Data:

-=-=-=-=-

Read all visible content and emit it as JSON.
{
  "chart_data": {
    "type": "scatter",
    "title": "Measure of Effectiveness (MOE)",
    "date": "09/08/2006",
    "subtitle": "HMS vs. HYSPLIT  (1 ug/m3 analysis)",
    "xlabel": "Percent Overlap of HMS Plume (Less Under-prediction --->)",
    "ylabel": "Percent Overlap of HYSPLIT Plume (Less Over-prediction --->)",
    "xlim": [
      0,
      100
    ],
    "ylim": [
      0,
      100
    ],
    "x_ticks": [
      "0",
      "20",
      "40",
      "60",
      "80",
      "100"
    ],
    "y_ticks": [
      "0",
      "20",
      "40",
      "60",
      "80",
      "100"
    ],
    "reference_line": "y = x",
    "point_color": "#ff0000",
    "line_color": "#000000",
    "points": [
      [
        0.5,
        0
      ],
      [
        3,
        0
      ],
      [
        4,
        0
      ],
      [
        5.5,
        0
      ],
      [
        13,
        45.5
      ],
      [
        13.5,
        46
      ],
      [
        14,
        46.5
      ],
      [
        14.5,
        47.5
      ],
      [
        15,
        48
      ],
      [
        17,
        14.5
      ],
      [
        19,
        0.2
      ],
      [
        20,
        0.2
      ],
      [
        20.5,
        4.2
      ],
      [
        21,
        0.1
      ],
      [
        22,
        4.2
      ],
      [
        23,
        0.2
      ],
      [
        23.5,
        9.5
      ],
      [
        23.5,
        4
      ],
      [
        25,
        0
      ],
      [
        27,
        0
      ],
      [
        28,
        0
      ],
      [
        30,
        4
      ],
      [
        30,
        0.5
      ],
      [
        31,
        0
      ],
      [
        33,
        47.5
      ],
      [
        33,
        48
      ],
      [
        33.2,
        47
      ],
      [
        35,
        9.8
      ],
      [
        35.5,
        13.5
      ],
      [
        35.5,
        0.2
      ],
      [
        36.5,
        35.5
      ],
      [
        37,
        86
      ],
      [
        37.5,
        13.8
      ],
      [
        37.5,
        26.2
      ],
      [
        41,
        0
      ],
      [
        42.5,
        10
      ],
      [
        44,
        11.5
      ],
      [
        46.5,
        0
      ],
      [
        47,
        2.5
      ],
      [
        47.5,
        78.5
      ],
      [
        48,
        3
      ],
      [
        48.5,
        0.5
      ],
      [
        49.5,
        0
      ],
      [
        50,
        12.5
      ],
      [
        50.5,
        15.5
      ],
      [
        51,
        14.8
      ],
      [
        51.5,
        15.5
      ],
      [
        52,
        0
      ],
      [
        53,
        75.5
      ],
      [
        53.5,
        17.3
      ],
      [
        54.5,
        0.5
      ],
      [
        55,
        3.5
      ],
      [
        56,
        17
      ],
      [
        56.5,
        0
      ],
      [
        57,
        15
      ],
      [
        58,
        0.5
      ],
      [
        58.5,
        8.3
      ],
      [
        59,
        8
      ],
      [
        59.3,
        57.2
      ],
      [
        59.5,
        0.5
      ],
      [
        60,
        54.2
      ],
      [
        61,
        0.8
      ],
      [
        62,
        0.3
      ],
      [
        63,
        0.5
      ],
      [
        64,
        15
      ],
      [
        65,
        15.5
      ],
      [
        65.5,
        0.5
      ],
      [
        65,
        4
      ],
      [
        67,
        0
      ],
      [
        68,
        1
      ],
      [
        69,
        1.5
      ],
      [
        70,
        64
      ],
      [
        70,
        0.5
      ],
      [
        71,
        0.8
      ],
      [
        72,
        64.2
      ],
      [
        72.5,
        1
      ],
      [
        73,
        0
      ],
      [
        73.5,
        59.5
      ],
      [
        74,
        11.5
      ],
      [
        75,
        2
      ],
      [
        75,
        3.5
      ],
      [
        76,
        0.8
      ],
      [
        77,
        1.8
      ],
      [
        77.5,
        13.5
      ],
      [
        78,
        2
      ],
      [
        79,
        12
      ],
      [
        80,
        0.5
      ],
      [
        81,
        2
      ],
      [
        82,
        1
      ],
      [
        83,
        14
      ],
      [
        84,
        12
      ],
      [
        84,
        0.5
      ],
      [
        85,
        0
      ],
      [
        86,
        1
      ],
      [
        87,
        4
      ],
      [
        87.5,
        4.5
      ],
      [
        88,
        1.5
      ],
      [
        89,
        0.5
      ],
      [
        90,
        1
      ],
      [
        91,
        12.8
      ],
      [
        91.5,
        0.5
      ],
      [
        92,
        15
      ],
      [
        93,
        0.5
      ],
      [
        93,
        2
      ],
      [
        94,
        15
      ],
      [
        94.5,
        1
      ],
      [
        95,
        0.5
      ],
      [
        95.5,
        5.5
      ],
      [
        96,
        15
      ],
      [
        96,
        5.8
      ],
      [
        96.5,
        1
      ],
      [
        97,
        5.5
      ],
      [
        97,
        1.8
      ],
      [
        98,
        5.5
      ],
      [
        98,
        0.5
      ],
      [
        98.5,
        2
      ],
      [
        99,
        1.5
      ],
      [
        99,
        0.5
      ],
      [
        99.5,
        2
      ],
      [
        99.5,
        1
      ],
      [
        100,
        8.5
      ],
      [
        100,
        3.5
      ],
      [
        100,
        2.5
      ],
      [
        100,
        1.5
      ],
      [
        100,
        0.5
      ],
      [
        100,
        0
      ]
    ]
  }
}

-=-=-=-=-

The task:
Write the data back out verbatim.

Complete output:
Read all visible content and emit it as JSON.
{
  "chart_data": {
    "type": "scatter",
    "title": "Measure of Effectiveness (MOE)",
    "date": "09/08/2006",
    "subtitle": "HMS vs. HYSPLIT  (1 ug/m3 analysis)",
    "xlabel": "Percent Overlap of HMS Plume (Less Under-prediction --->)",
    "ylabel": "Percent Overlap of HYSPLIT Plume (Less Over-prediction --->)",
    "xlim": [
      0,
      100
    ],
    "ylim": [
      0,
      100
    ],
    "x_ticks": [
      "0",
      "20",
      "40",
      "60",
      "80",
      "100"
    ],
    "y_ticks": [
      "0",
      "20",
      "40",
      "60",
      "80",
      "100"
    ],
    "reference_line": "y = x",
    "point_color": "#ff0000",
    "line_color": "#000000",
    "points": [
      [
        0.5,
        0
      ],
      [
        3,
        0
      ],
      [
        4,
        0
      ],
      [
        5.5,
        0
      ],
      [
        13,
        45.5
      ],
      [
        13.5,
        46
      ],
      [
        14,
        46.5
      ],
      [
        14.5,
        47.5
      ],
      [
        15,
        48
      ],
      [
        17,
        14.5
      ],
      [
        19,
        0.2
      ],
      [
        20,
        0.2
      ],
      [
        20.5,
        4.2
      ],
      [
        21,
        0.1
      ],
      [
        22,
        4.2
      ],
      [
        23,
        0.2
      ],
      [
        23.5,
        9.5
      ],
      [
        23.5,
        4
      ],
      [
        25,
        0
      ],
      [
        27,
        0
      ],
      [
        28,
        0
      ],
      [
        30,
        4
      ],
      [
        30,
        0.5
      ],
      [
        31,
        0
      ],
      [
        33,
        47.5
      ],
      [
        33,
        48
      ],
      [
        33.2,
        47
      ],
      [
        35,
        9.8
      ],
      [
        35.5,
        13.5
      ],
      [
        35.5,
        0.2
      ],
      [
        36.5,
        35.5
      ],
      [
        37,
        86
      ],
      [
        37.5,
        13.8
      ],
      [
        37.5,
        26.2
      ],
      [
        41,
        0
      ],
      [
        42.5,
        10
      ],
      [
        44,
        11.5
      ],
      [
        46.5,
        0
      ],
      [
        47,
        2.5
      ],
      [
        47.5,
        78.5
      ],
      [
        48,
        3
      ],
      [
        48.5,
        0.5
      ],
      [
        49.5,
        0
      ],
      [
        50,
        12.5
      ],
      [
        50.5,
        15.5
      ],
      [
        51,
        14.8
      ],
      [
        51.5,
        15.5
      ],
      [
        52,
        0
      ],
      [
        53,
        75.5
      ],
      [
        53.5,
        17.3
      ],
      [
        54.5,
        0.5
      ],
      [
        55,
        3.5
      ],
      [
        56,
        17
      ],
      [
        56.5,
        0
      ],
      [
        57,
        15
      ],
      [
        58,
        0.5
      ],
      [
        58.5,
        8.3
      ],
      [
        59,
        8
      ],
      [
        59.3,
        57.2
      ],
      [
        59.5,
        0.5
      ],
      [
        60,
        54.2
      ],
      [
        61,
        0.8
      ],
      [
        62,
        0.3
      ],
      [
        63,
        0.5
      ],
      [
        64,
        15
      ],
      [
        65,
        15.5
      ],
      [
        65.5,
        0.5
      ],
      [
        65,
        4
      ],
      [
        67,
        0
      ],
      [
        68,
        1
      ],
      [
        69,
        1.5
      ],
      [
        70,
        64
      ],
      [
        70,
        0.5
      ],
      [
        71,
        0.8
      ],
      [
        72,
        64.2
      ],
      [
        72.5,
        1
      ],
      [
        73,
        0
      ],
      [
        73.5,
        59.5
      ],
      [
        74,
        11.5
      ],
      [
        75,
        2
      ],
      [
        75,
        3.5
      ],
      [
        76,
        0.8
      ],
      [
        77,
        1.8
      ],
      [
        77.5,
        13.5
      ],
      [
        78,
        2
      ],
      [
        79,
        12
      ],
      [
        80,
        0.5
      ],
      [
        81,
        2
      ],
      [
        82,
        1
      ],
      [
        83,
        14
      ],
      [
        84,
        12
      ],
      [
        84,
        0.5
      ],
      [
        85,
        0
      ],
      [
        86,
        1
      ],
      [
        87,
        4
      ],
      [
        87.5,
        4.5
      ],
      [
        88,
        1.5
      ],
      [
        89,
        0.5
      ],
      [
        90,
        1
      ],
      [
        91,
        12.8
      ],
      [
        91.5,
        0.5
      ],
      [
        92,
        15
      ],
      [
        93,
        0.5
      ],
      [
        93,
        2
      ],
      [
        94,
        15
      ],
      [
        94.5,
        1
      ],
      [
        95,
        0.5
      ],
      [
        95.5,
        5.5
      ],
      [
        96,
        15
      ],
      [
        96,
        5.8
      ],
      [
        96.5,
        1
      ],
      [
        97,
        5.5
      ],
      [
        97,
        1.8
      ],
      [
        98,
        5.5
      ],
      [
        98,
        0.5
      ],
      [
        98.5,
        2
      ],
      [
        99,
        1.5
      ],
      [
        99,
        0.5
      ],
      [
        99.5,
        2
      ],
      [
        99.5,
        1
      ],
      [
        100,
        8.5
      ],
      [
        100,
        3.5
      ],
      [
        100,
        2.5
      ],
      [
        100,
        1.5
      ],
      [
        100,
        0.5
      ],
      [
        100,
        0
      ]
    ]
  }
}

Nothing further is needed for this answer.